__Task inputs__.
--*--

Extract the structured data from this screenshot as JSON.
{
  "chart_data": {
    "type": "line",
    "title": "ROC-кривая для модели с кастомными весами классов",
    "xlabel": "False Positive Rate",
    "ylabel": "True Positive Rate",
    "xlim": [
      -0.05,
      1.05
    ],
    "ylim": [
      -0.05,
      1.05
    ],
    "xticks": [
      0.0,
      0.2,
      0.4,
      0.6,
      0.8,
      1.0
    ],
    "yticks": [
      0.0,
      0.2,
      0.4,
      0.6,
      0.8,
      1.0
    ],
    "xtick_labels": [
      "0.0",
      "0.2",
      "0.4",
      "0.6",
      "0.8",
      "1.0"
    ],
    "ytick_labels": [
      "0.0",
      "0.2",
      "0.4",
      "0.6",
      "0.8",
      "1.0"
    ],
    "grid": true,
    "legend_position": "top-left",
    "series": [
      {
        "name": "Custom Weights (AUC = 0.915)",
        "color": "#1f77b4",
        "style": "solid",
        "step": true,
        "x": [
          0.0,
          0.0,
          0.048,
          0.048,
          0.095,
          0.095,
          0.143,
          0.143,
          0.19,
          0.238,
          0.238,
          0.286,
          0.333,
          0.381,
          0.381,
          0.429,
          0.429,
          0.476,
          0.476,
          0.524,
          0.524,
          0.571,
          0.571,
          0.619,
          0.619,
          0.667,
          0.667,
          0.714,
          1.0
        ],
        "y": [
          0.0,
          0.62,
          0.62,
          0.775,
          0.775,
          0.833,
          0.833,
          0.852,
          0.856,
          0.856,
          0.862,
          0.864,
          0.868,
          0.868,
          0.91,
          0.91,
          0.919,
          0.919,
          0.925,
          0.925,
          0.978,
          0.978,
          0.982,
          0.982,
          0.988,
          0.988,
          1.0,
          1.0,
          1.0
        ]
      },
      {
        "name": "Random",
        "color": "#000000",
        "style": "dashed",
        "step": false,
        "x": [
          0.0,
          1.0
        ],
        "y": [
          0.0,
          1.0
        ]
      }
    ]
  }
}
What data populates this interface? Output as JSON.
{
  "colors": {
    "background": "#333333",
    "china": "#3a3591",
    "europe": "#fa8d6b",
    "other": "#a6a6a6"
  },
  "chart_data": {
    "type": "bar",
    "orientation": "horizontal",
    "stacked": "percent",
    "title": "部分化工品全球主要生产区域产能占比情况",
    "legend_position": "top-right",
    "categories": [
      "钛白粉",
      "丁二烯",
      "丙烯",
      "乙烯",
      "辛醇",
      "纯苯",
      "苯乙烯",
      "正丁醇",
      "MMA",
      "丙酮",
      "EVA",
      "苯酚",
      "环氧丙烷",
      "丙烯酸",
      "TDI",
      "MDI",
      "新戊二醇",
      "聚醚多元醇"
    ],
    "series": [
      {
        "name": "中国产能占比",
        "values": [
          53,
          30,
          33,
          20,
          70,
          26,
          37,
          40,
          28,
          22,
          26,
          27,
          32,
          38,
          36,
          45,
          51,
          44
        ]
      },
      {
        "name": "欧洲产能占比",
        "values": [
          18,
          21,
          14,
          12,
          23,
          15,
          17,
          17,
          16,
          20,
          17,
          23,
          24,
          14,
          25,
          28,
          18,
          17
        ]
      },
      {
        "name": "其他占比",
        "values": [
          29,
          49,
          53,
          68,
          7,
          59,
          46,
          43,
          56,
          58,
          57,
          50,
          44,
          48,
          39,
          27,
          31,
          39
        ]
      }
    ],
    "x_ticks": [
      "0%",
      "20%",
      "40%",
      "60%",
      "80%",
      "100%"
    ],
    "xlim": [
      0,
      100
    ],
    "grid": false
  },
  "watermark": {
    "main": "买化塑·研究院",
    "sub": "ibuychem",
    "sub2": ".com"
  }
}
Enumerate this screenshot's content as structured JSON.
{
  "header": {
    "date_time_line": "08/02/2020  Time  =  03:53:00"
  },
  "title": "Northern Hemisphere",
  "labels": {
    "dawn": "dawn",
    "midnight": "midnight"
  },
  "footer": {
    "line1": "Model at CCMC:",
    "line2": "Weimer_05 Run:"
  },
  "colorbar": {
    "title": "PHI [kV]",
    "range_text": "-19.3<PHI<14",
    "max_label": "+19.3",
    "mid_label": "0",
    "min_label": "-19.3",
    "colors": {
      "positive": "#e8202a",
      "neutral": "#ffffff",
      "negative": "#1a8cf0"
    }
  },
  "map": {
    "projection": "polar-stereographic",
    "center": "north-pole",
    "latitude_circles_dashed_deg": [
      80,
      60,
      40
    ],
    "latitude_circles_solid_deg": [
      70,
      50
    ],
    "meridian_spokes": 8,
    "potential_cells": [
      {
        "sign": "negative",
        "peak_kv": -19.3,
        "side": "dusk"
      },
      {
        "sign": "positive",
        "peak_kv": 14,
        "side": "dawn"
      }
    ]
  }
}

--*--

__Required work__.
Would you quote, exactly and only, the lines from the one containing "Enumerate this screenshot's" to the end of the entries?

__Task output__.
Enumerate this screenshot's content as structured JSON.
{
  "header": {
    "date_time_line": "08/02/2020  Time  =  03:53:00"
  },
  "title": "Northern Hemisphere",
  "labels": {
    "dawn": "dawn",
    "midnight": "midnight"
  },
  "footer": {
    "line1": "Model at CCMC:",
    "line2": "Weimer_05 Run:"
  },
  "colorbar": {
    "title": "PHI [kV]",
    "range_text": "-19.3<PHI<14",
    "max_label": "+19.3",
    "mid_label": "0",
    "min_label": "-19.3",
    "colors": {
      "positive": "#e8202a",
      "neutral": "#ffffff",
      "negative": "#1a8cf0"
    }
  },
  "map": {
    "projection": "polar-stereographic",
    "center": "north-pole",
    "latitude_circles_dashed_deg": [
      80,
      60,
      40
    ],
    "latitude_circles_solid_deg": [
      70,
      50
    ],
    "meridian_spokes": 8,
    "potential_cells": [
      {
        "sign": "negative",
        "peak_kv": -19.3,
        "side": "dusk"
      },
      {
        "sign": "positive",
        "peak_kv": 14,
        "side": "dawn"
      }
    ]
  }
}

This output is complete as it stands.